Collected data
☆ ☆ ☆
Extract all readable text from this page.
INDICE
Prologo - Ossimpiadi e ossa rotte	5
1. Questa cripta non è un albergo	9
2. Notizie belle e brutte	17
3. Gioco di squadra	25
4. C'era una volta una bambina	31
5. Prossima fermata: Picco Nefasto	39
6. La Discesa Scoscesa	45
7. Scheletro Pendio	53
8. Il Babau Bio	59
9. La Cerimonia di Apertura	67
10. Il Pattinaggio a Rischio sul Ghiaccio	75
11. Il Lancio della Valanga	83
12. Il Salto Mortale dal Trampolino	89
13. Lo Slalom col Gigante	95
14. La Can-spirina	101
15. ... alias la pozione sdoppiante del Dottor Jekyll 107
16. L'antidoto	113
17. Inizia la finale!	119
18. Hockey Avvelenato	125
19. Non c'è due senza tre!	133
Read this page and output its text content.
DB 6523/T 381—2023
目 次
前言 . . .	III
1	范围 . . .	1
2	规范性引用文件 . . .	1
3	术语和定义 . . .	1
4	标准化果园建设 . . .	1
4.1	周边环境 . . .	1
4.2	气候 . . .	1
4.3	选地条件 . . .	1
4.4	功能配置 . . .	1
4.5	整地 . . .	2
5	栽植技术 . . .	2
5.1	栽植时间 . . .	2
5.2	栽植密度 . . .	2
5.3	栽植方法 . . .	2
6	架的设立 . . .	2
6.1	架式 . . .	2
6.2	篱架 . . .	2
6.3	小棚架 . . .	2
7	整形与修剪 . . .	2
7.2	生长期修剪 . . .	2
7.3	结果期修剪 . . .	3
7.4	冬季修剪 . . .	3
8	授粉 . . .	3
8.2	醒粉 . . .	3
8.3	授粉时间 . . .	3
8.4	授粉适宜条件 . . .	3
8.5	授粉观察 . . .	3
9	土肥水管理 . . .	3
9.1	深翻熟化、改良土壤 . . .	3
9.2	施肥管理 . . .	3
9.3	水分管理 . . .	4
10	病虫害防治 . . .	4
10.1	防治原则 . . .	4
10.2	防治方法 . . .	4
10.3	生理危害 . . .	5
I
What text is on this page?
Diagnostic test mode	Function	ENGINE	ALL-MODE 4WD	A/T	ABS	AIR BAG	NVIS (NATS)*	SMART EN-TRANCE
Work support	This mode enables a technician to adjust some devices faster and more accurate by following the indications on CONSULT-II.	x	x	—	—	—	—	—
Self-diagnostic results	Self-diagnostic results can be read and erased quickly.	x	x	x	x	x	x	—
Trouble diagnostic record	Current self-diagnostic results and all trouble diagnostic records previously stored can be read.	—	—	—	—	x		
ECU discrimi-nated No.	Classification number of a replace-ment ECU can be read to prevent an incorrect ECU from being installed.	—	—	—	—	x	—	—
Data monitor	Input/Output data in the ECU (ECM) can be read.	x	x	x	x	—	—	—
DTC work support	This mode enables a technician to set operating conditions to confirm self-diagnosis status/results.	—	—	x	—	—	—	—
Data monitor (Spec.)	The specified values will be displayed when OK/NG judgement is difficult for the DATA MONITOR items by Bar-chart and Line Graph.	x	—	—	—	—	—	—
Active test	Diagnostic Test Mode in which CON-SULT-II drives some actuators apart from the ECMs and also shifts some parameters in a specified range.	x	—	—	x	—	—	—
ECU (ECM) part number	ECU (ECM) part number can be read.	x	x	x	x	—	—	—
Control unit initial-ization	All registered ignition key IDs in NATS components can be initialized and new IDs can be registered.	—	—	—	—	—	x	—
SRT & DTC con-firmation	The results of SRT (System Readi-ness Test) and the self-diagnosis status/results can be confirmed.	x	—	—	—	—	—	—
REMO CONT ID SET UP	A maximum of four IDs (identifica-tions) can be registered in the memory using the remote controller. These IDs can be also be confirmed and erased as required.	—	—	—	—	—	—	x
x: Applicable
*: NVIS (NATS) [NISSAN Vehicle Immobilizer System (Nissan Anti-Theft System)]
☆ ☆ ☆
Requirements » Give the listing again, word for word.

Solution for this task »
Extract all readable text from this page.
INDICE
Prologo - Ossimpiadi e ossa rotte	5
1. Questa cripta non è un albergo	9
2. Notizie belle e brutte	17
3. Gioco di squadra	25
4. C'era una volta una bambina	31
5. Prossima fermata: Picco Nefasto	39
6. La Discesa Scoscesa	45
7. Scheletro Pendio	53
8. Il Babau Bio	59
9. La Cerimonia di Apertura	67
10. Il Pattinaggio a Rischio sul Ghiaccio	75
11. Il Lancio della Valanga	83
12. Il Salto Mortale dal Trampolino	89
13. Lo Slalom col Gigante	95
14. La Can-spirina	101
15. ... alias la pozione sdoppiante del Dottor Jekyll 107
16. L'antidoto	113
17. Inizia la finale!	119
18. Hockey Avvelenato	125
19. Non c'è due senza tre!	133
Read this page and output its text content.
DB 6523/T 381—2023
目 次
前言 . . .	III
1	范围 . . .	1
2	规范性引用文件 . . .	1
3	术语和定义 . . .	1
4	标准化果园建设 . . .	1
4.1	周边环境 . . .	1
4.2	气候 . . .	1
4.3	选地条件 . . .	1
4.4	功能配置 . . .	1
4.5	整地 . . .	2
5	栽植技术 . . .	2
5.1	栽植时间 . . .	2
5.2	栽植密度 . . .	2
5.3	栽植方法 . . .	2
6	架的设立 . . .	2
6.1	架式 . . .	2
6.2	篱架 . . .	2
6.3	小棚架 . . .	2
7	整形与修剪 . . .	2
7.2	生长期修剪 . . .	2
7.3	结果期修剪 . . .	3
7.4	冬季修剪 . . .	3
8	授粉 . . .	3
8.2	醒粉 . . .	3
8.3	授粉时间 . . .	3
8.4	授粉适宜条件 . . .	3
8.5	授粉观察 . . .	3
9	土肥水管理 . . .	3
9.1	深翻熟化、改良土壤 . . .	3
9.2	施肥管理 . . .	3
9.3	水分管理 . . .	4
10	病虫害防治 . . .	4
10.1	防治原则 . . .	4
10.2	防治方法 . . .	4
10.3	生理危害 . . .	5
I
What text is on this page?
Diagnostic test mode	Function	ENGINE	ALL-MODE 4WD	A/T	ABS	AIR BAG	NVIS (NATS)*	SMART EN-TRANCE
Work support	This mode enables a technician to adjust some devices faster and more accurate by following the indications on CONSULT-II.	x	x	—	—	—	—	—
Self-diagnostic results	Self-diagnostic results can be read and erased quickly.	x	x	x	x	x	x	—
Trouble diagnostic record	Current self-diagnostic results and all trouble diagnostic records previously stored can be read.	—	—	—	—	x		
ECU discrimi-nated No.	Classification number of a replace-ment ECU can be read to prevent an incorrect ECU from being installed.	—	—	—	—	x	—	—
Data monitor	Input/Output data in the ECU (ECM) can be read.	x	x	x	x	—	—	—
DTC work support	This mode enables a technician to set operating conditions to confirm self-diagnosis status/results.	—	—	x	—	—	—	—
Data monitor (Spec.)	The specified values will be displayed when OK/NG judgement is difficult for the DATA MONITOR items by Bar-chart and Line Graph.	x	—	—	—	—	—	—
Active test	Diagnostic Test Mode in which CON-SULT-II drives some actuators apart from the ECMs and also shifts some parameters in a specified range.	x	—	—	x	—	—	—
ECU (ECM) part number	ECU (ECM) part number can be read.	x	x	x	x	—	—	—
Control unit initial-ization	All registered ignition key IDs in NATS components can be initialized and new IDs can be registered.	—	—	—	—	—	x	—
SRT & DTC con-firmation	The results of SRT (System Readi-ness Test) and the self-diagnosis status/results can be confirmed.	x	—	—	—	—	—	—
REMO CONT ID SET UP	A maximum of four IDs (identifica-tions) can be registered in the memory using the remote controller. These IDs can be also be confirmed and erased as required.	—	—	—	—	—	—	x
x: Applicable
*: NVIS (NATS) [NISSAN Vehicle Immobilizer System (Nissan Anti-Theft System)]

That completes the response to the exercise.